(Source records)

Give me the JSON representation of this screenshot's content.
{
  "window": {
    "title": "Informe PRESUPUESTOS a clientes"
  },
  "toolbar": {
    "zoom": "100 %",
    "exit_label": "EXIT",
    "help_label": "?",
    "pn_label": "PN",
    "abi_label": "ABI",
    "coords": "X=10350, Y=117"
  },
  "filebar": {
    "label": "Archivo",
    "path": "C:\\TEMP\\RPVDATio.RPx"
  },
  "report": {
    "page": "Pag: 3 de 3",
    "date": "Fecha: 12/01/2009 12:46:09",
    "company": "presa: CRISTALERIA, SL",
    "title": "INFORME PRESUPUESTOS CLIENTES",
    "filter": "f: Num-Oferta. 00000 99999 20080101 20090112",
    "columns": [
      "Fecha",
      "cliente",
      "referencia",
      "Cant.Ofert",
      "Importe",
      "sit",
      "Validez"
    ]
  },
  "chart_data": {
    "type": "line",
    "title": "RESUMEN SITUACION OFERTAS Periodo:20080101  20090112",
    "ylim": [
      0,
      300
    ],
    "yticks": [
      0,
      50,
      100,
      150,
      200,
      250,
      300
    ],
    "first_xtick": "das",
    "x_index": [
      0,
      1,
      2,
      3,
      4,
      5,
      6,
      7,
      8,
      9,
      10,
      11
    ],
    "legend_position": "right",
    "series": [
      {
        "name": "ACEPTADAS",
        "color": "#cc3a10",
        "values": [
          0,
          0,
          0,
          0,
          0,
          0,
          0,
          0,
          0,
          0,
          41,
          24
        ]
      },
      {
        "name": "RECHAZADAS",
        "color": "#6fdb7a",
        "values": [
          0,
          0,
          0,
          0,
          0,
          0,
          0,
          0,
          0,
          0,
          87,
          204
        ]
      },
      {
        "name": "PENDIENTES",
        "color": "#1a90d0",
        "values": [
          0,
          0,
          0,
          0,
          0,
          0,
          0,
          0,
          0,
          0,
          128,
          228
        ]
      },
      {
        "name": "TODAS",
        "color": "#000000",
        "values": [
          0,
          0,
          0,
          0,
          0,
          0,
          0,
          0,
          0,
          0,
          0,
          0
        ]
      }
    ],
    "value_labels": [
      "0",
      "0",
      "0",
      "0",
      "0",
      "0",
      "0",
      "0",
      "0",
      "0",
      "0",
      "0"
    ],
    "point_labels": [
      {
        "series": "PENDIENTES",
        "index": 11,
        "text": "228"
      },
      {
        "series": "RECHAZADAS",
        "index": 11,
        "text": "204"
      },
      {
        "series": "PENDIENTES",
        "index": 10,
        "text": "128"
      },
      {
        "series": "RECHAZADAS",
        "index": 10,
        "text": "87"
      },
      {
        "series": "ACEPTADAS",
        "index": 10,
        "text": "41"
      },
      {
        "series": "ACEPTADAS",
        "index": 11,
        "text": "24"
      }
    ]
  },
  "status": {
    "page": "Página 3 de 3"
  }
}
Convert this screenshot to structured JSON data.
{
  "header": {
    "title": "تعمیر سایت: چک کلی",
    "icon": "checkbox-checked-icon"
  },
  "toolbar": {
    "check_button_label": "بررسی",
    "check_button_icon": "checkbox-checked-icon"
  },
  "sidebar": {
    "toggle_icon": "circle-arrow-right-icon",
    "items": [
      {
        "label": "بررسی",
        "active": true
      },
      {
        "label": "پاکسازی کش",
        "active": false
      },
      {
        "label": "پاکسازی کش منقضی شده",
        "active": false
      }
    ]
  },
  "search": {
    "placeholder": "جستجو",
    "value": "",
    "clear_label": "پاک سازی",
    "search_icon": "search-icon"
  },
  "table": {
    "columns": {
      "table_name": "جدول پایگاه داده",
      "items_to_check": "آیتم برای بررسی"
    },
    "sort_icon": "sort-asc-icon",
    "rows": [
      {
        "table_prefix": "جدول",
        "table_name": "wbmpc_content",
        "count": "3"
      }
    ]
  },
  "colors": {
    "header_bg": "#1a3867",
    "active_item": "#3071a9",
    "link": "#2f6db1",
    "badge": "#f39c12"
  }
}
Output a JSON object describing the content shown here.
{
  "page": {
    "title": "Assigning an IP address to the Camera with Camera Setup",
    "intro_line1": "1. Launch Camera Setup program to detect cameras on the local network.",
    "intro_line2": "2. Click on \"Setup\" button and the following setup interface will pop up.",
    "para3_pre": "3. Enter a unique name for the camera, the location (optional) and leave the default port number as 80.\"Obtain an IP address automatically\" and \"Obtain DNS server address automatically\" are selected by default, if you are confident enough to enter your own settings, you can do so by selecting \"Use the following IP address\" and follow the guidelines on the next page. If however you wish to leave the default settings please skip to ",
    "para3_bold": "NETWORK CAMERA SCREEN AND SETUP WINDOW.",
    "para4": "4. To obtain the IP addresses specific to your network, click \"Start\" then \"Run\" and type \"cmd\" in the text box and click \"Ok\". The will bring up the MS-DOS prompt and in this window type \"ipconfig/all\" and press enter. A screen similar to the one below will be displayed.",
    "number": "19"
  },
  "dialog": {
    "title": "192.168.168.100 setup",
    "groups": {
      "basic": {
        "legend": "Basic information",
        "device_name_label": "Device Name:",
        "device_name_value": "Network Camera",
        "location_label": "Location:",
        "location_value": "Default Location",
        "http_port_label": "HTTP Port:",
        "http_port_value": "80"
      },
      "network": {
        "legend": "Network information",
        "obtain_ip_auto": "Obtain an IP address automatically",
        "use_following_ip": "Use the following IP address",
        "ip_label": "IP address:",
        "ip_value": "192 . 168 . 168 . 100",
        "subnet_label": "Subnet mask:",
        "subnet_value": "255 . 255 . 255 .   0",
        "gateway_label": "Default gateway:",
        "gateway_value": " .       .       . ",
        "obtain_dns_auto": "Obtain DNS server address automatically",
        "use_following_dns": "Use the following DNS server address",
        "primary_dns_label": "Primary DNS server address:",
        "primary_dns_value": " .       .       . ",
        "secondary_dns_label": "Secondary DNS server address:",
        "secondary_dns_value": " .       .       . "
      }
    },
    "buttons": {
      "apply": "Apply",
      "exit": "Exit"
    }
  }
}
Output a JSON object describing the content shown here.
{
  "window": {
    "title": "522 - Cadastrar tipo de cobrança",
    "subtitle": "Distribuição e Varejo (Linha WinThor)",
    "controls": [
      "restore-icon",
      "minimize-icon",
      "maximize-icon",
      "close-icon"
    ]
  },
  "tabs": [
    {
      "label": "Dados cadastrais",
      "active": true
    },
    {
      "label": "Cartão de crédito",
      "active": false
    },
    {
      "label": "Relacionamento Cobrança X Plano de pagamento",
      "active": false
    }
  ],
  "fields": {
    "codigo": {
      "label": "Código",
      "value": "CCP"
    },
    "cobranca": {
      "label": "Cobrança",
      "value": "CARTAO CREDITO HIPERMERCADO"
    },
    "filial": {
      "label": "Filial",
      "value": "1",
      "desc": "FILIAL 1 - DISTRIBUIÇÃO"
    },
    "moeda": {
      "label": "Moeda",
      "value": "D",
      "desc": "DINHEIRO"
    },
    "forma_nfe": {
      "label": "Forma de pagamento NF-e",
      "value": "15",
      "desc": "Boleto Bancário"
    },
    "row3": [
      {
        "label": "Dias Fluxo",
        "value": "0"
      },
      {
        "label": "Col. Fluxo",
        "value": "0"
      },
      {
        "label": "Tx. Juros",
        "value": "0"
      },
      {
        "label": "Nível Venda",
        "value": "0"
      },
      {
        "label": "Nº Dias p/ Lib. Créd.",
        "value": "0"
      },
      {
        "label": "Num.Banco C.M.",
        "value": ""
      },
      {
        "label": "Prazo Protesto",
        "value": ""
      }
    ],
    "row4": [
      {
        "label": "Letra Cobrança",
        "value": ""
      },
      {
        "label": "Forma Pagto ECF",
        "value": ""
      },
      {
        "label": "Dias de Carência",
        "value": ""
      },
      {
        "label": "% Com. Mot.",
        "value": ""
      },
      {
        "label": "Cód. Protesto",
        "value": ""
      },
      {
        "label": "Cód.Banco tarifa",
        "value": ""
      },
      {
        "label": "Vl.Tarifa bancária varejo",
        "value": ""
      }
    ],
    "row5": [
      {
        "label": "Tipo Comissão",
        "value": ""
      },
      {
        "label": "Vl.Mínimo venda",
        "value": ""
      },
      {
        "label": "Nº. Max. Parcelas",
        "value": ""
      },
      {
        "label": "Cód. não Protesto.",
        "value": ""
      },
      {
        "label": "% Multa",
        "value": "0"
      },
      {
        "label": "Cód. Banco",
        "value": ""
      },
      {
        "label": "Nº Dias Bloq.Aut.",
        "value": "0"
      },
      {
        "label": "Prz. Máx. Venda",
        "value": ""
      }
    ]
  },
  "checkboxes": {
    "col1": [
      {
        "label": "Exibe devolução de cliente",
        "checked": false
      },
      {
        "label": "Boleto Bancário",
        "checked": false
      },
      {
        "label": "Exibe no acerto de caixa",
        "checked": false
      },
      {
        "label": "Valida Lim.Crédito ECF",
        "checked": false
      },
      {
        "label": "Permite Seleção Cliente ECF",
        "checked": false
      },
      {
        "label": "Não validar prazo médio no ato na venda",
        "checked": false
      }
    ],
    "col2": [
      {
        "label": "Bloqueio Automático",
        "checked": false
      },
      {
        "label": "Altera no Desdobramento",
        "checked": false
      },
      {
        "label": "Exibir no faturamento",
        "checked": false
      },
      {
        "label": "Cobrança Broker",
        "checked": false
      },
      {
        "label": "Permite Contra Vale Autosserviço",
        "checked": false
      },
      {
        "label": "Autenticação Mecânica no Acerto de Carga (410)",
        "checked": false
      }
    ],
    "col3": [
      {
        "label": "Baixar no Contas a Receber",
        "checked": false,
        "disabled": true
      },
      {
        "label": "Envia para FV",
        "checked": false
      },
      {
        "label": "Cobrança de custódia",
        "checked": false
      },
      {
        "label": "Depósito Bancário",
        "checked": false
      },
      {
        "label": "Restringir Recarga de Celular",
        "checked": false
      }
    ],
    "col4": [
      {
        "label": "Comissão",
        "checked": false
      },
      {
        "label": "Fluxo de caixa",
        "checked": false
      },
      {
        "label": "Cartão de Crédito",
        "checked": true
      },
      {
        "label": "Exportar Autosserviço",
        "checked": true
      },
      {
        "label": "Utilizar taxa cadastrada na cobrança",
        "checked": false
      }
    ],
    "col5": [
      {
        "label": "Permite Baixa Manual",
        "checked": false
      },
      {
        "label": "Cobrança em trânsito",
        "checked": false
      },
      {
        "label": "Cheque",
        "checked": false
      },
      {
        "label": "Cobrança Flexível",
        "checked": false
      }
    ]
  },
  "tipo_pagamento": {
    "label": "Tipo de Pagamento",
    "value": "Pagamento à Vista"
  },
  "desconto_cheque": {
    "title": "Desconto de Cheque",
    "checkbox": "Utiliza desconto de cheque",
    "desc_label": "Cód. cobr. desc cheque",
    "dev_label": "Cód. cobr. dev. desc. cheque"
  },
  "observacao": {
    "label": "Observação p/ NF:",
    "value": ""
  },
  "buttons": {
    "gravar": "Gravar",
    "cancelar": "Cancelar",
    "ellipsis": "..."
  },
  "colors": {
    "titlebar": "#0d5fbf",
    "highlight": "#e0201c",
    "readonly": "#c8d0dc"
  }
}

### What is needed:
Among the lines above, count those containing the word "Boleto" and give nothing but the result.

### Reply:
2